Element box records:
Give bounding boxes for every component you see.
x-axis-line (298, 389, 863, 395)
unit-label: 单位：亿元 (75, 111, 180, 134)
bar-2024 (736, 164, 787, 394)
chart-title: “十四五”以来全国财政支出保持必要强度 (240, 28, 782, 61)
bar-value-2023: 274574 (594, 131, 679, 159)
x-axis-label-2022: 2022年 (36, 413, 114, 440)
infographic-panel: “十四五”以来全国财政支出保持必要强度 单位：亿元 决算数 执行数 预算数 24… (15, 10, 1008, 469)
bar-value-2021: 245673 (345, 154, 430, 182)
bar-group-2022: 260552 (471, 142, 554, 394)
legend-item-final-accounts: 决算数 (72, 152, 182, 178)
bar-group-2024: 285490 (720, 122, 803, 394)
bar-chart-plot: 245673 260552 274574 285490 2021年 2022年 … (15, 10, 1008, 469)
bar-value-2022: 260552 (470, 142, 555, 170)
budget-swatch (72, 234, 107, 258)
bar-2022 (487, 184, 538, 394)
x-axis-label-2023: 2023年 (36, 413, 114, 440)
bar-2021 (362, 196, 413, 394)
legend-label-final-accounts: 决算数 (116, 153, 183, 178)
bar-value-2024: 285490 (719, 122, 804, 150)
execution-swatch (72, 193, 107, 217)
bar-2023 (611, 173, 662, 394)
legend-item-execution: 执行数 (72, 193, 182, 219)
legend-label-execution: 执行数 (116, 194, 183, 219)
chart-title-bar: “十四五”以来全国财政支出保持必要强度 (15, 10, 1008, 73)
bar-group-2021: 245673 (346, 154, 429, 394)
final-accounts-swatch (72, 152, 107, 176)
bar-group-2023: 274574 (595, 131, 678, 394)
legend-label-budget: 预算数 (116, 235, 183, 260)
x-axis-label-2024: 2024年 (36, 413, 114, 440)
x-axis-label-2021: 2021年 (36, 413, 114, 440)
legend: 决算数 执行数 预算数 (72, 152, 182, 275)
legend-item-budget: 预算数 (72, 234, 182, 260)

● WRITTEN PROBLEM
Copy out every line of the records above, character for character.

● RESULT FOR THIS TASK
Give bounding boxes for every component you see.
x-axis-line (298, 389, 863, 395)
unit-label: 单位：亿元 (75, 111, 180, 134)
bar-2024 (736, 164, 787, 394)
chart-title: “十四五”以来全国财政支出保持必要强度 (240, 28, 782, 61)
bar-value-2023: 274574 (594, 131, 679, 159)
x-axis-label-2022: 2022年 (36, 413, 114, 440)
infographic-panel: “十四五”以来全国财政支出保持必要强度 单位：亿元 决算数 执行数 预算数 24… (15, 10, 1008, 469)
bar-value-2021: 245673 (345, 154, 430, 182)
bar-group-2022: 260552 (471, 142, 554, 394)
legend-item-final-accounts: 决算数 (72, 152, 182, 178)
bar-group-2024: 285490 (720, 122, 803, 394)
bar-chart-plot: 245673 260552 274574 285490 2021年 2022年 … (15, 10, 1008, 469)
bar-value-2022: 260552 (470, 142, 555, 170)
budget-swatch (72, 234, 107, 258)
bar-2022 (487, 184, 538, 394)
x-axis-label-2023: 2023年 (36, 413, 114, 440)
bar-2021 (362, 196, 413, 394)
legend-label-final-accounts: 决算数 (116, 153, 183, 178)
bar-value-2024: 285490 (719, 122, 804, 150)
execution-swatch (72, 193, 107, 217)
bar-2023 (611, 173, 662, 394)
legend-item-execution: 执行数 (72, 193, 182, 219)
legend-label-execution: 执行数 (116, 194, 183, 219)
chart-title-bar: “十四五”以来全国财政支出保持必要强度 (15, 10, 1008, 73)
bar-group-2021: 245673 (346, 154, 429, 394)
final-accounts-swatch (72, 152, 107, 176)
bar-group-2023: 274574 (595, 131, 678, 394)
legend-label-budget: 预算数 (116, 235, 183, 260)
x-axis-label-2024: 2024年 (36, 413, 114, 440)
x-axis-label-2021: 2021年 (36, 413, 114, 440)
legend: 决算数 执行数 预算数 (72, 152, 182, 275)
legend-item-budget: 预算数 (72, 234, 182, 260)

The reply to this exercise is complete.